## WHAT YOU SHOULD DO
Give the entries back exactly, dropping each image.
begin DATASET EXTRACT
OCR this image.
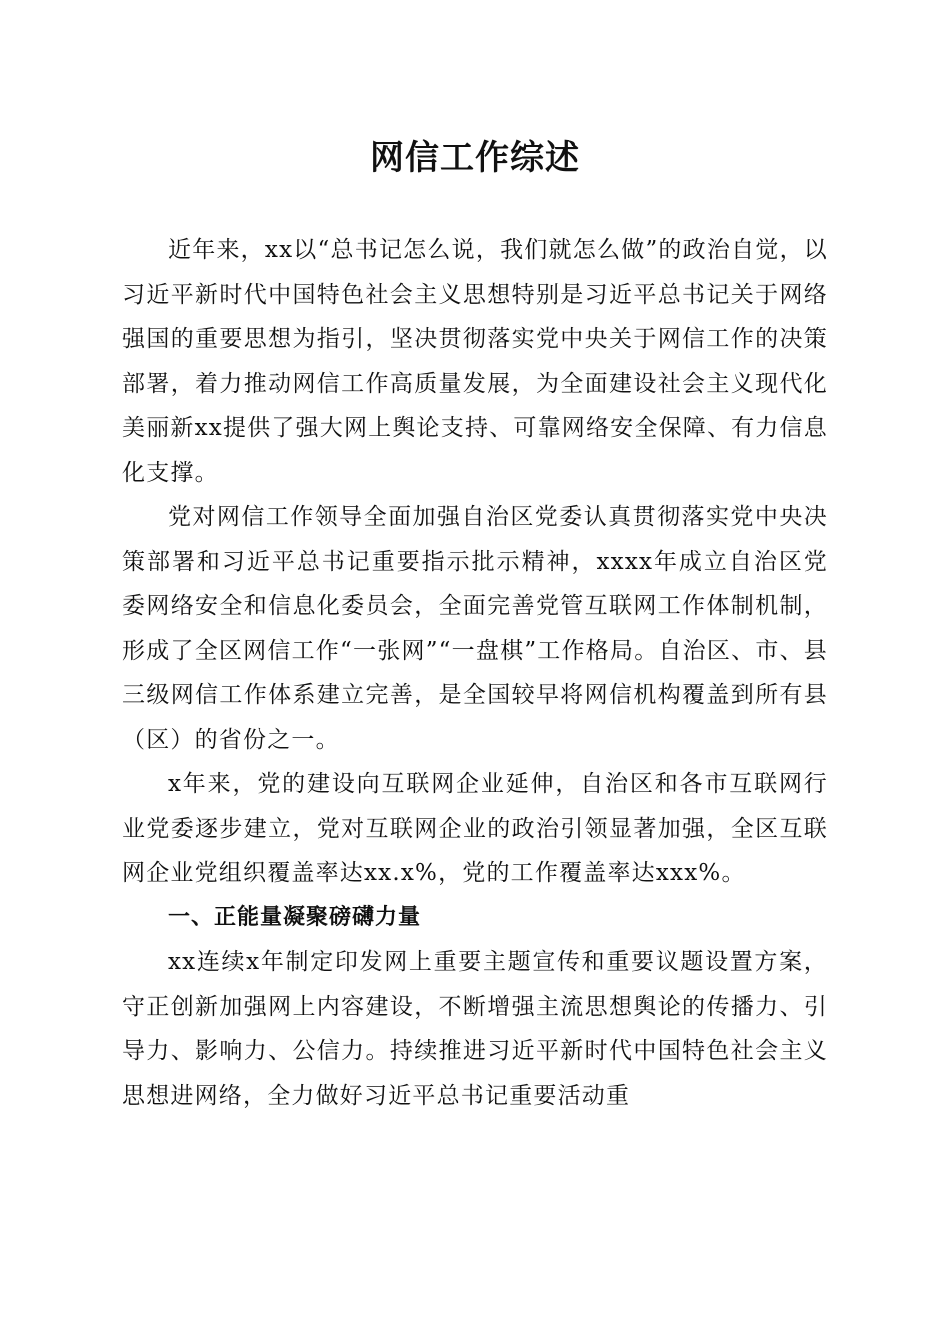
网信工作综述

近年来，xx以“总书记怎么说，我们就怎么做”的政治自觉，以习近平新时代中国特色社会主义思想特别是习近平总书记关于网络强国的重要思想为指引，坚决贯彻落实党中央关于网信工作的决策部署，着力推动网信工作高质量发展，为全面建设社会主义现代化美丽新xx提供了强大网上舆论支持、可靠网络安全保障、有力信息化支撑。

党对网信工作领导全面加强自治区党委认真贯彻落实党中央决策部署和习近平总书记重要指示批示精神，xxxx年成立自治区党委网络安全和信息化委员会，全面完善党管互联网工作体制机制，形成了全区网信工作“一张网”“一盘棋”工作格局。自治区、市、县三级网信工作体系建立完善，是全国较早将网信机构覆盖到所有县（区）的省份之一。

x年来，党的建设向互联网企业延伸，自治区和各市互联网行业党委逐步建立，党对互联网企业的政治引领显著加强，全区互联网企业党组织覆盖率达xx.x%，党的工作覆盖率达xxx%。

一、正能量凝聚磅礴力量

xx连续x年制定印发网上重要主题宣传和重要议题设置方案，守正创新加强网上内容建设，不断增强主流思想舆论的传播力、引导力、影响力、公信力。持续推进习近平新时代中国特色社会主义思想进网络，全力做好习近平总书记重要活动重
end DATASET EXTRACT
## TASK RESPONSE
OCR this image.
网信工作综述

近年来，xx以“总书记怎么说，我们就怎么做”的政治自觉，以习近平新时代中国特色社会主义思想特别是习近平总书记关于网络强国的重要思想为指引，坚决贯彻落实党中央关于网信工作的决策部署，着力推动网信工作高质量发展，为全面建设社会主义现代化美丽新xx提供了强大网上舆论支持、可靠网络安全保障、有力信息化支撑。

党对网信工作领导全面加强自治区党委认真贯彻落实党中央决策部署和习近平总书记重要指示批示精神，xxxx年成立自治区党委网络安全和信息化委员会，全面完善党管互联网工作体制机制，形成了全区网信工作“一张网”“一盘棋”工作格局。自治区、市、县三级网信工作体系建立完善，是全国较早将网信机构覆盖到所有县（区）的省份之一。

x年来，党的建设向互联网企业延伸，自治区和各市互联网行业党委逐步建立，党对互联网企业的政治引领显著加强，全区互联网企业党组织覆盖率达xx.x%，党的工作覆盖率达xxx%。

一、正能量凝聚磅礴力量

xx连续x年制定印发网上重要主题宣传和重要议题设置方案，守正创新加强网上内容建设，不断增强主流思想舆论的传播力、引导力、影响力、公信力。持续推进习近平新时代中国特色社会主义思想进网络，全力做好习近平总书记重要活动重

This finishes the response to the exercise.